→ 作業内容: 項目のうち、「- y-minor-tick: [88, 253, 92, 256]」を含む行から「- y-tick-label: 0.007: [53, 236, 82, 253]」を含む行までを、両端の行も含めて番号付きリストで表してください。空行は省いてください。

→ 入力データ:

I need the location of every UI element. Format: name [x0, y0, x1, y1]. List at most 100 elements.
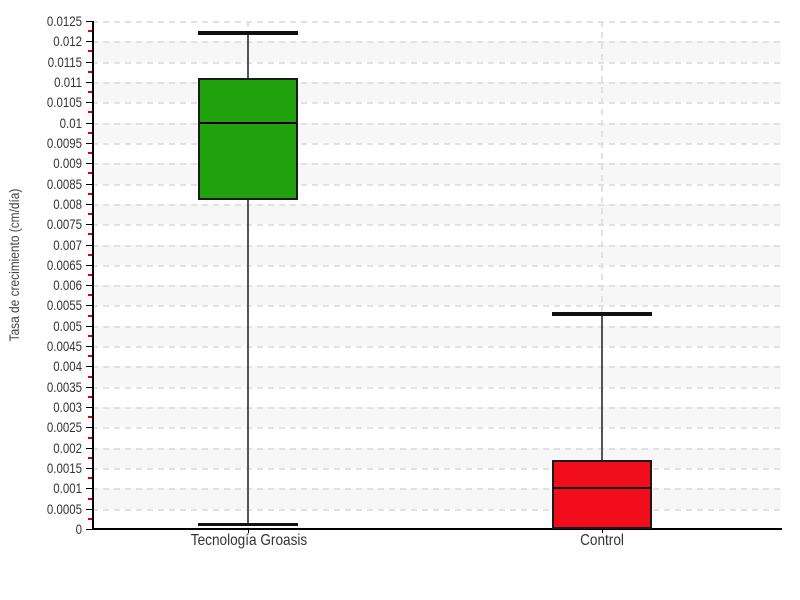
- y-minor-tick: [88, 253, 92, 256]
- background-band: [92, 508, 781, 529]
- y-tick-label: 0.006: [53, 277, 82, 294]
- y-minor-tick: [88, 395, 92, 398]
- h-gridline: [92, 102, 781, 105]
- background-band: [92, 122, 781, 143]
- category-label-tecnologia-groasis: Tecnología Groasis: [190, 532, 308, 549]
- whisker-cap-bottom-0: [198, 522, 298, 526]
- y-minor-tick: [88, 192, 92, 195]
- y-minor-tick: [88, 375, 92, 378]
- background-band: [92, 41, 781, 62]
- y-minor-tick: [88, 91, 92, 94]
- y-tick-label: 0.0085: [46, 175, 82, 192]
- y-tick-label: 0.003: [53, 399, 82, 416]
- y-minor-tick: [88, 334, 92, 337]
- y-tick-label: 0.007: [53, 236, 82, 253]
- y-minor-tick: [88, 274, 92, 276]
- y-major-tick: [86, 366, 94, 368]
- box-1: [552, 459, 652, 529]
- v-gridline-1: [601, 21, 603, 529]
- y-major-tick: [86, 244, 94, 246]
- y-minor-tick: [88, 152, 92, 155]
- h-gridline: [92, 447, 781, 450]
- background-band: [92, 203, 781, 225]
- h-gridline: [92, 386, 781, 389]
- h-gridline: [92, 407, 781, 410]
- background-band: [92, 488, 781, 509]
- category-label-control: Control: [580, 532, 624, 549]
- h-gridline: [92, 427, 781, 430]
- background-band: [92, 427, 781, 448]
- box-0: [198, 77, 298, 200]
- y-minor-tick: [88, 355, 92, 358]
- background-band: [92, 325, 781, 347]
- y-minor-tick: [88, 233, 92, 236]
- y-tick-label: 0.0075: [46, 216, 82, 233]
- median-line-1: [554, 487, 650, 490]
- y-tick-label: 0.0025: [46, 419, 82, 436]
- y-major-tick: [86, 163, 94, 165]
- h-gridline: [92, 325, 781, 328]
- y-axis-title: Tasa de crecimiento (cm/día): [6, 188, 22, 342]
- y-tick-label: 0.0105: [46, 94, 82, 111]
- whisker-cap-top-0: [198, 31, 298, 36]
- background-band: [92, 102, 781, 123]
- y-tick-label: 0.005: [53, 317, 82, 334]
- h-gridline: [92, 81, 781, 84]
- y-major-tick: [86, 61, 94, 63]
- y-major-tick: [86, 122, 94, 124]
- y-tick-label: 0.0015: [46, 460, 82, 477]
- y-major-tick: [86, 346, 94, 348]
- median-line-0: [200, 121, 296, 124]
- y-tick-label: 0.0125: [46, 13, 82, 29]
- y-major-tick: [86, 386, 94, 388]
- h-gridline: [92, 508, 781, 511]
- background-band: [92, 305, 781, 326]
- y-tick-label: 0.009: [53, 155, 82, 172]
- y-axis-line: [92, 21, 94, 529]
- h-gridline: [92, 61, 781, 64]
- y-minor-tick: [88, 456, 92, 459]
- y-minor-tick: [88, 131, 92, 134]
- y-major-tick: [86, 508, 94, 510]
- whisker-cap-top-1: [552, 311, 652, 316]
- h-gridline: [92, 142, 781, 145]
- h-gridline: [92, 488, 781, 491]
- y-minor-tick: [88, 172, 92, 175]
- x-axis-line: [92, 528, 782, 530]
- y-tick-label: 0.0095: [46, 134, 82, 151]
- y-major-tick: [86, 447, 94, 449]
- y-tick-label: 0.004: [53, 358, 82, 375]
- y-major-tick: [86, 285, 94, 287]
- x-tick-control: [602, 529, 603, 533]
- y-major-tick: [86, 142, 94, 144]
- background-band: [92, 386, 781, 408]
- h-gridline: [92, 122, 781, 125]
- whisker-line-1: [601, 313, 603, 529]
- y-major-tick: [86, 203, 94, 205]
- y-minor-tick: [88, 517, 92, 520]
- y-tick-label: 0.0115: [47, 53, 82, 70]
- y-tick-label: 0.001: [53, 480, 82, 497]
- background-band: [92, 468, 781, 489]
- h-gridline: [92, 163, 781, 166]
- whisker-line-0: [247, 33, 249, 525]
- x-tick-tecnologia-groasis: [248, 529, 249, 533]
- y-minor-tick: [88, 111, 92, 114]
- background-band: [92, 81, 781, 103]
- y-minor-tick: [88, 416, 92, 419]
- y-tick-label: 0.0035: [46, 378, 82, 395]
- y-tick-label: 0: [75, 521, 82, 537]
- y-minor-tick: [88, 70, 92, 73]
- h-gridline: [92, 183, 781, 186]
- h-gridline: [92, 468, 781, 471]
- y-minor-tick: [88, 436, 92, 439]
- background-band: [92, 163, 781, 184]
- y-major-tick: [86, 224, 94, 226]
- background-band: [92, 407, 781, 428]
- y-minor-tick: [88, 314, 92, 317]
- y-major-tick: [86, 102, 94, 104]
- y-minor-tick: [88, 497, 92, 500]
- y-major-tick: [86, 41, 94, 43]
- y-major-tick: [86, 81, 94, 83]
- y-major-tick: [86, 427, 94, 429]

→ 出力結果:
1. - y-minor-tick: [88, 253, 92, 256]
2. - background-band: [92, 508, 781, 529]
3. - y-tick-label: 0.006: [53, 277, 82, 294]
4. - y-minor-tick: [88, 395, 92, 398]
5. - h-gridline: [92, 102, 781, 105]
6. - background-band: [92, 122, 781, 143]
7. - category-label-tecnologia-groasis: Tecnología Groasis: [190, 532, 308, 549]
8. - whisker-cap-bottom-0: [198, 522, 298, 526]
9. - y-minor-tick: [88, 192, 92, 195]
10. - y-minor-tick: [88, 375, 92, 378]
11. - background-band: [92, 41, 781, 62]
12. - y-minor-tick: [88, 91, 92, 94]
13. - y-tick-label: 0.0085: [46, 175, 82, 192]
14. - y-tick-label: 0.003: [53, 399, 82, 416]
15. - y-minor-tick: [88, 334, 92, 337]
16. - y-tick-label: 0.007: [53, 236, 82, 253]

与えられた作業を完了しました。